Your objective :: Lines containing the word "hotel" are the ones to copy from the records below.

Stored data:
********************
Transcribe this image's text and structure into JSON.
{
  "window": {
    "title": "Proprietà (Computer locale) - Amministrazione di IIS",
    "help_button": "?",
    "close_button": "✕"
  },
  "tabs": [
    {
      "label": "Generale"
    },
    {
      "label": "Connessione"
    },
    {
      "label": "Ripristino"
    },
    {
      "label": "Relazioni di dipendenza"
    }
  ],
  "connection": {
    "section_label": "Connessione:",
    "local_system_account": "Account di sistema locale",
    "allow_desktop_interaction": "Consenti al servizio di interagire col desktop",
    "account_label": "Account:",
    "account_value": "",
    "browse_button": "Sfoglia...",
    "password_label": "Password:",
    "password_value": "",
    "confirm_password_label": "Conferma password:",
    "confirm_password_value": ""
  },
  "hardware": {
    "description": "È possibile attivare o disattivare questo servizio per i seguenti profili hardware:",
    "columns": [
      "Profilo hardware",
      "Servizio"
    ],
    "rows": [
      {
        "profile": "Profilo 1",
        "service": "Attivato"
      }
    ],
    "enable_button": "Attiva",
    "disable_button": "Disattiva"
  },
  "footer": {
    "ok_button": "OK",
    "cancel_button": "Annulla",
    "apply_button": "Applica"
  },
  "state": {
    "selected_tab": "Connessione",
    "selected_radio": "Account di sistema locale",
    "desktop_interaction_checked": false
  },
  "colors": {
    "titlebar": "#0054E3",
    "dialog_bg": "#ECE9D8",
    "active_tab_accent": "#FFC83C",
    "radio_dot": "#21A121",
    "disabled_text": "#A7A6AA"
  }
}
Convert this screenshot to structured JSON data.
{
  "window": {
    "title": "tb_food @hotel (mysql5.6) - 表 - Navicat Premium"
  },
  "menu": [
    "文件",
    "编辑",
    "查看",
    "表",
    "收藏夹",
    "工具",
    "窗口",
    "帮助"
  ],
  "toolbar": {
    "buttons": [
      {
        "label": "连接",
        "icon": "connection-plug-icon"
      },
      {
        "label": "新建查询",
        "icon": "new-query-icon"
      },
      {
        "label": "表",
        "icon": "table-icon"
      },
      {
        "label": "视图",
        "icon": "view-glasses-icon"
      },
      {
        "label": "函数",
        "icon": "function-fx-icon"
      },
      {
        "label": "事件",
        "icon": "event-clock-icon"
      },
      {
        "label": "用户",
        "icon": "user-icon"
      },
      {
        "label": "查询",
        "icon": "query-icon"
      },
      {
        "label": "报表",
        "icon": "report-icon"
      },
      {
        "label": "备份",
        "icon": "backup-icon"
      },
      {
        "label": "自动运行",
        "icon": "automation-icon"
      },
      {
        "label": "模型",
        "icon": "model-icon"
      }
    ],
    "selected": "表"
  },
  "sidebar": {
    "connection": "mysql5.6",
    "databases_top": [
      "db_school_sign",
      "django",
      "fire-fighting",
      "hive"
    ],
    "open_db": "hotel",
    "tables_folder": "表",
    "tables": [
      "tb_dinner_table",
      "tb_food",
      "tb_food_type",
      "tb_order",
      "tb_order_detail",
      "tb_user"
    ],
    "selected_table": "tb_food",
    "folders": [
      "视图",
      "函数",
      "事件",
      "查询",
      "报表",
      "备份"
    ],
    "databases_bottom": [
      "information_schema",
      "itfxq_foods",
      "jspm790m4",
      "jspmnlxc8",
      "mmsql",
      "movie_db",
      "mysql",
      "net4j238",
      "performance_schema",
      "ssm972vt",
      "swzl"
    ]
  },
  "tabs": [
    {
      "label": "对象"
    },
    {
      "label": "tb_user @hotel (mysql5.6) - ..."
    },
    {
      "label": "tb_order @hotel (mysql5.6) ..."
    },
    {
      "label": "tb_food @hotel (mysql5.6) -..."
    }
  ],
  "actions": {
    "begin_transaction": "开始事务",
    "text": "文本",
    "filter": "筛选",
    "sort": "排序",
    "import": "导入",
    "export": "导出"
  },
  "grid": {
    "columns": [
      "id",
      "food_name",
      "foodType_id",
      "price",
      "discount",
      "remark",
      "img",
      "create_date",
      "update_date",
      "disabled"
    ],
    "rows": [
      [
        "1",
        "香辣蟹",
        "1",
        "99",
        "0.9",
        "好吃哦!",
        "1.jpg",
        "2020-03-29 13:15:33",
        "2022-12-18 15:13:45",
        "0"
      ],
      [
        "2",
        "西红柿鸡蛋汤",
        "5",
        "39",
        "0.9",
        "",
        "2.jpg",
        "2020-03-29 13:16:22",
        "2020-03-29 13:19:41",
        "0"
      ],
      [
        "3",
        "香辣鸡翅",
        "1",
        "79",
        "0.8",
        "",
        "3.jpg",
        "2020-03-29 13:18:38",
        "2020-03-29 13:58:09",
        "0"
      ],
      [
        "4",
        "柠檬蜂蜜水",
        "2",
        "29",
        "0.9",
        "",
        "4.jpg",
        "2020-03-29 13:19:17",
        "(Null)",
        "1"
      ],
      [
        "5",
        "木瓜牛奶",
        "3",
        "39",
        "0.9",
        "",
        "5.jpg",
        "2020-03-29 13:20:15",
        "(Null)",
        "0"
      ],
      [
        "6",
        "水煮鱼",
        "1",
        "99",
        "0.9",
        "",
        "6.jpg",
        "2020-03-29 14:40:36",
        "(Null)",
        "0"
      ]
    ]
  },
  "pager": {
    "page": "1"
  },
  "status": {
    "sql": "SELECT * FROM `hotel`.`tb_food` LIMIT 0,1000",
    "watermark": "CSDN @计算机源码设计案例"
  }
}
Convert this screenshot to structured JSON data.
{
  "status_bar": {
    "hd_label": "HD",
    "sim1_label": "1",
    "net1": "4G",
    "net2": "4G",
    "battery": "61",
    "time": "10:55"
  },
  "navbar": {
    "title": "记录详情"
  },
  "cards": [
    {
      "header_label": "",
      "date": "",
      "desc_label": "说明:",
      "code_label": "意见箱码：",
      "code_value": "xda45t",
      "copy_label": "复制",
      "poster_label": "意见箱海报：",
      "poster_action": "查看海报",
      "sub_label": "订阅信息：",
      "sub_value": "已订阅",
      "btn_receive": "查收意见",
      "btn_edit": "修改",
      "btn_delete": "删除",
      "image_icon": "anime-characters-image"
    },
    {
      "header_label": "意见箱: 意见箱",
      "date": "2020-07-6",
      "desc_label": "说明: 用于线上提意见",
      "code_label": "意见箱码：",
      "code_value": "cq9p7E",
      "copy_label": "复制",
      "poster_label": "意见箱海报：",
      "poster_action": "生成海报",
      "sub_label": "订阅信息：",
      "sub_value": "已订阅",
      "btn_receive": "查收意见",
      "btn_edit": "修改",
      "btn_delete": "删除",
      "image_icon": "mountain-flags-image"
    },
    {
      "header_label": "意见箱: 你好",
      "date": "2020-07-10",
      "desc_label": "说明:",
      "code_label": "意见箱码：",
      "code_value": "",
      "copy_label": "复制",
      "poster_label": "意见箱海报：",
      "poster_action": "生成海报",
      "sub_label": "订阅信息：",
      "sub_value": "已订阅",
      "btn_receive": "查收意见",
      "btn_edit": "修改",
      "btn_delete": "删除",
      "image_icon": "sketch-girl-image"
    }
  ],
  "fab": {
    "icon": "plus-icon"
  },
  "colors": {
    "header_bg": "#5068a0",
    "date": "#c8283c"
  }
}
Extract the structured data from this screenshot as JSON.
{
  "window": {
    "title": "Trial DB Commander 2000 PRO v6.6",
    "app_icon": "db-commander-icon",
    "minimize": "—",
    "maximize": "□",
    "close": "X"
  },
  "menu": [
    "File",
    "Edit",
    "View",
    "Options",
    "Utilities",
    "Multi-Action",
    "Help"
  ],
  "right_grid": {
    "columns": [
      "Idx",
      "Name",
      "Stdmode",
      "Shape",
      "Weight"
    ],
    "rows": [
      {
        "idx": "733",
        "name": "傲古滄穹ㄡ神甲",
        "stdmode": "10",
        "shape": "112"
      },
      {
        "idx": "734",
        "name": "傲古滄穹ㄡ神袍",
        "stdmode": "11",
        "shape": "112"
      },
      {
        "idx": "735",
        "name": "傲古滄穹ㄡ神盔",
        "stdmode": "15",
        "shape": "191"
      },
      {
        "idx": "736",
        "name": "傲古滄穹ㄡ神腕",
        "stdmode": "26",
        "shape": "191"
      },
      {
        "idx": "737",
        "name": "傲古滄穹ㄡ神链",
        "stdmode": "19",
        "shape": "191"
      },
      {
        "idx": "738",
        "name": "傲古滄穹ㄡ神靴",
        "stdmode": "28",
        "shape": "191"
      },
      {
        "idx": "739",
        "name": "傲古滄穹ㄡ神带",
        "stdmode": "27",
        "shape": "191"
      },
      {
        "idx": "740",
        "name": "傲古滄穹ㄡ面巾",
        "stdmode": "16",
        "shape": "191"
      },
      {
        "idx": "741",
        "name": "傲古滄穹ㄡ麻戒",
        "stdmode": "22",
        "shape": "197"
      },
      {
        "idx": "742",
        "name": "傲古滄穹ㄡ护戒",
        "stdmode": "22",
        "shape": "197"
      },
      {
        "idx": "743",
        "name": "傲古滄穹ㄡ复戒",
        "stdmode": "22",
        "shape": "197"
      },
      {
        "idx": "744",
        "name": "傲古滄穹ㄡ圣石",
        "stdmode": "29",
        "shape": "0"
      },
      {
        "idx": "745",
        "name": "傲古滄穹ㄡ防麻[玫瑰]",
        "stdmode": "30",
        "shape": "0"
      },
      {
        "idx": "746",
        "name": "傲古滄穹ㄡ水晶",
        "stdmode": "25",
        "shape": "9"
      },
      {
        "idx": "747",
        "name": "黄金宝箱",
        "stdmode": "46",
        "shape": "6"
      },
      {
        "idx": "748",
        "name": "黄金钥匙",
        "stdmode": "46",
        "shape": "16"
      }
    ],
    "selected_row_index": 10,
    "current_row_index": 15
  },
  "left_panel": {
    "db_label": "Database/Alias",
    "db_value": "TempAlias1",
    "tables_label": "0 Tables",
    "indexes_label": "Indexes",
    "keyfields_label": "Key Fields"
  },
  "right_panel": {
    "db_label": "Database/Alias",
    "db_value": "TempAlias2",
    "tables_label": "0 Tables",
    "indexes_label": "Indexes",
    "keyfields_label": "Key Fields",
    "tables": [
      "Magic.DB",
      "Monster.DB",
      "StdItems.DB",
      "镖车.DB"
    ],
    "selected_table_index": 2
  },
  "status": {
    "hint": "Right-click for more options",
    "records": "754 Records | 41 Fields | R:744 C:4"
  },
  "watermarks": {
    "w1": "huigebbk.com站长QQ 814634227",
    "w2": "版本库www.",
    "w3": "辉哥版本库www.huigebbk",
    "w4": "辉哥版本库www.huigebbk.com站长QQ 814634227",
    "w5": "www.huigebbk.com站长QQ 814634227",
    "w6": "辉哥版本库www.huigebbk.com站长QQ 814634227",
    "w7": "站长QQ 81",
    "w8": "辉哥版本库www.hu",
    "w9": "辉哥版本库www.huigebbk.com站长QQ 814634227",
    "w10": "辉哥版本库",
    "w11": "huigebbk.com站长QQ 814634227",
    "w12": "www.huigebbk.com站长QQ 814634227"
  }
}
********************
Correct answer ::
    "title": "tb_food @hotel (mysql5.6) - 表 - Navicat Premium"
    "open_db": "hotel",
      "label": "tb_user @hotel (mysql5.6) - ..."
      "label": "tb_order @hotel (mysql5.6) ..."
      "label": "tb_food @hotel (mysql5.6) -..."
    "sql": "SELECT * FROM `hotel`.`tb_food` LIMIT 0,1000",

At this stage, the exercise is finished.